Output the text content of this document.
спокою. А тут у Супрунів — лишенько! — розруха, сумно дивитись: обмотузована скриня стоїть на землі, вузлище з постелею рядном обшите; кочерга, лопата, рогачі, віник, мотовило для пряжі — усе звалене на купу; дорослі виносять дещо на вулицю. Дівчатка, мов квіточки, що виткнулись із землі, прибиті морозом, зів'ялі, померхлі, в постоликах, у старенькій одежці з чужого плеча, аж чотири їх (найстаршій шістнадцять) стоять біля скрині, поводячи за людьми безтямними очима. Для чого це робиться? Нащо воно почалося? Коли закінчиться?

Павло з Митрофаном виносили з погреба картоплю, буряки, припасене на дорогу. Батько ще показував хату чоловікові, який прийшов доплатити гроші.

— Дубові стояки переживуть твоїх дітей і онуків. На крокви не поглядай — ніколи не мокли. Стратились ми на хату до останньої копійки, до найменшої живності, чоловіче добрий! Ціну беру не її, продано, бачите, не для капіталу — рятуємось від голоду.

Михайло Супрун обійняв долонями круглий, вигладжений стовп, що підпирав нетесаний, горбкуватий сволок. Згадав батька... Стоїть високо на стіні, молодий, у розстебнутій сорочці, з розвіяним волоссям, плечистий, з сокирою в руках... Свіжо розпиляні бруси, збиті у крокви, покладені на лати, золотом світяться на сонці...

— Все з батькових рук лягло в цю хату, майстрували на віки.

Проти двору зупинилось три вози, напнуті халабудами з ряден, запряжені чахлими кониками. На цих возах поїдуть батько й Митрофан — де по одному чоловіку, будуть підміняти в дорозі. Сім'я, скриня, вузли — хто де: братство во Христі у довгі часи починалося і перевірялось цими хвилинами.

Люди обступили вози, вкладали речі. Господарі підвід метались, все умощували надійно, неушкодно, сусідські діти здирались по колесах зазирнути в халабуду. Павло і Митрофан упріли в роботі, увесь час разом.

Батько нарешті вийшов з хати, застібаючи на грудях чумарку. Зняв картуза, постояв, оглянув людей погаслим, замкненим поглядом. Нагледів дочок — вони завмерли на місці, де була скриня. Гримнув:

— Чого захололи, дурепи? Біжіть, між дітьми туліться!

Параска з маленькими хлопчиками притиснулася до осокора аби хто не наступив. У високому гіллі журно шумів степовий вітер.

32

_ _ _ _

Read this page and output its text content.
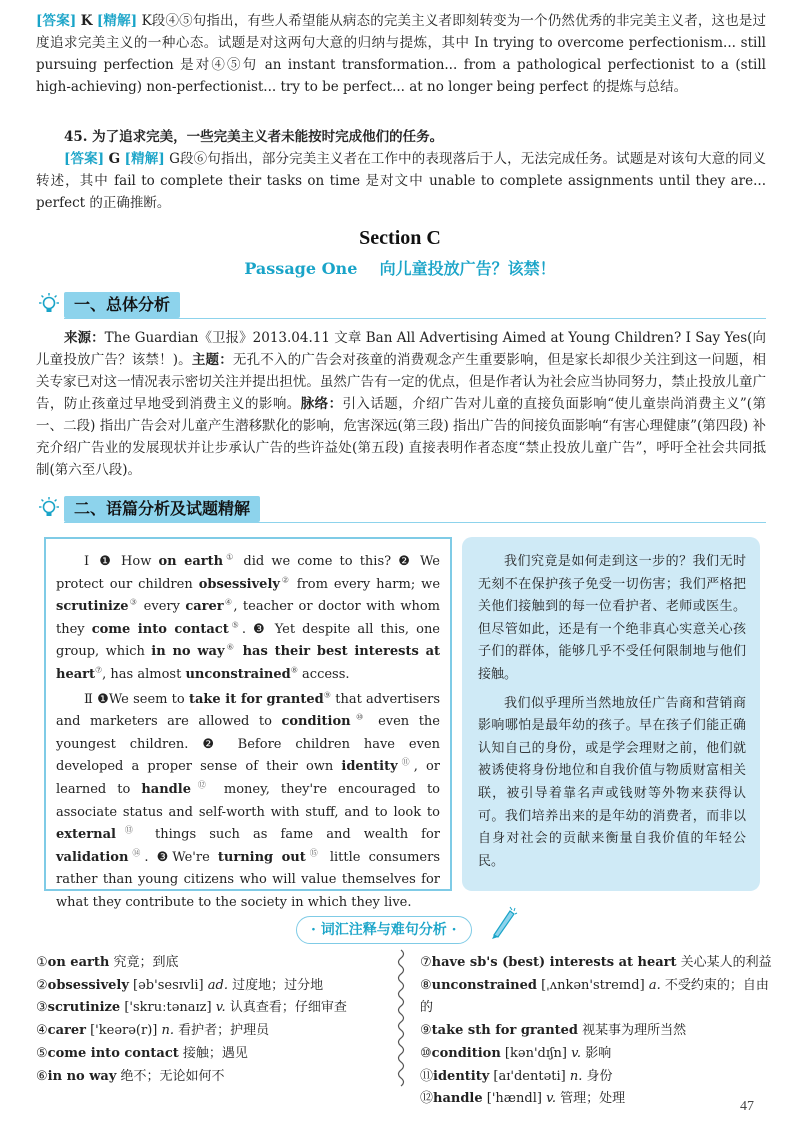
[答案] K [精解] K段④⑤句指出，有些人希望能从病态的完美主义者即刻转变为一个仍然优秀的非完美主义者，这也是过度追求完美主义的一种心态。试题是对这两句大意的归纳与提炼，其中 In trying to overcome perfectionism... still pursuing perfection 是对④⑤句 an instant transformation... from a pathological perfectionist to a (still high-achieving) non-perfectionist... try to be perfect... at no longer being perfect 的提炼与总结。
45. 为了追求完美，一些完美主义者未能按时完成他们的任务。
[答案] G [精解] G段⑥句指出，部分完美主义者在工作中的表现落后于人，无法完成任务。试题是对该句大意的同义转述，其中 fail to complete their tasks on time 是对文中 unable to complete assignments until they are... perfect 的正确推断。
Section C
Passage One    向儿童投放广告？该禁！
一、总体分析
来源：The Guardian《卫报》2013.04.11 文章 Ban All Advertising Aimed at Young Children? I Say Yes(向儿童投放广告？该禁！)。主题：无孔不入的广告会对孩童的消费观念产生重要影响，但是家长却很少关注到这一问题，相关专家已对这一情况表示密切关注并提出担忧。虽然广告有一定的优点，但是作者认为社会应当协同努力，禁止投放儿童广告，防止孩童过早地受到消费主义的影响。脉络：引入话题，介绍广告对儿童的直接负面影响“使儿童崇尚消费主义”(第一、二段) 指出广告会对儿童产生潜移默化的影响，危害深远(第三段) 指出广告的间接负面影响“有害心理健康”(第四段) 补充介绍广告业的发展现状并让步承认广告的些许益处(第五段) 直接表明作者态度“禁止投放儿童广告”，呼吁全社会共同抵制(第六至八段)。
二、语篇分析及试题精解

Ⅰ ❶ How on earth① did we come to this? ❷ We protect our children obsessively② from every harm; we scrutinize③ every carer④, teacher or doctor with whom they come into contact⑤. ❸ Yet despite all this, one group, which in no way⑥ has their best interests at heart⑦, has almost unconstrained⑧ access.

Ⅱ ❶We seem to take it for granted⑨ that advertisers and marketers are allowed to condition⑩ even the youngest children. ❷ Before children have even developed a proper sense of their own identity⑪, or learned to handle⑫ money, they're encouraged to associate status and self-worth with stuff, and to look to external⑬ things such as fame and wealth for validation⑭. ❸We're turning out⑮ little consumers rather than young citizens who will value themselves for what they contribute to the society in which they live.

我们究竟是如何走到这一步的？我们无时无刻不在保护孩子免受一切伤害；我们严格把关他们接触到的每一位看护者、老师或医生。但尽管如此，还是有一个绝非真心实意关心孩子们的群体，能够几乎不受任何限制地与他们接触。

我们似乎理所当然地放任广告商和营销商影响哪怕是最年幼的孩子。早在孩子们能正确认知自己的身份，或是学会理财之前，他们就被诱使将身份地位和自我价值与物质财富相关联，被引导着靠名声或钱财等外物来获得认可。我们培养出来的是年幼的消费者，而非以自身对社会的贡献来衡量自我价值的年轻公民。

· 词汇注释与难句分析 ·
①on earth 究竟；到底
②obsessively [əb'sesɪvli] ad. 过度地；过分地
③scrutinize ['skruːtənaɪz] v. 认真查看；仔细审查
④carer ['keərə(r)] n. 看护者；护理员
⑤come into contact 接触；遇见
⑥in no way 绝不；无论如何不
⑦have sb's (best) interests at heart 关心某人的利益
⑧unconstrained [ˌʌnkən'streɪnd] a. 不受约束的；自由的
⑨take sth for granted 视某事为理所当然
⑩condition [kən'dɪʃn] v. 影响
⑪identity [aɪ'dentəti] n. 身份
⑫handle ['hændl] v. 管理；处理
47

_ _ _ _

**Challenge**
Find the word "this" in the material, then list each line that holds it.

**Solution to the exercise**
Output the text content of this document.
Read this page and output its text content.
Ⅰ ❶ How on earth① did we come to this? ❷ We protect our children obsessively② from every harm; we scrutinize③ every carer④, teacher or doctor with whom they come into contact⑤. ❸ Yet despite all this, one group, which in no way⑥ has their best interests at heart⑦, has almost unconstrained⑧ access.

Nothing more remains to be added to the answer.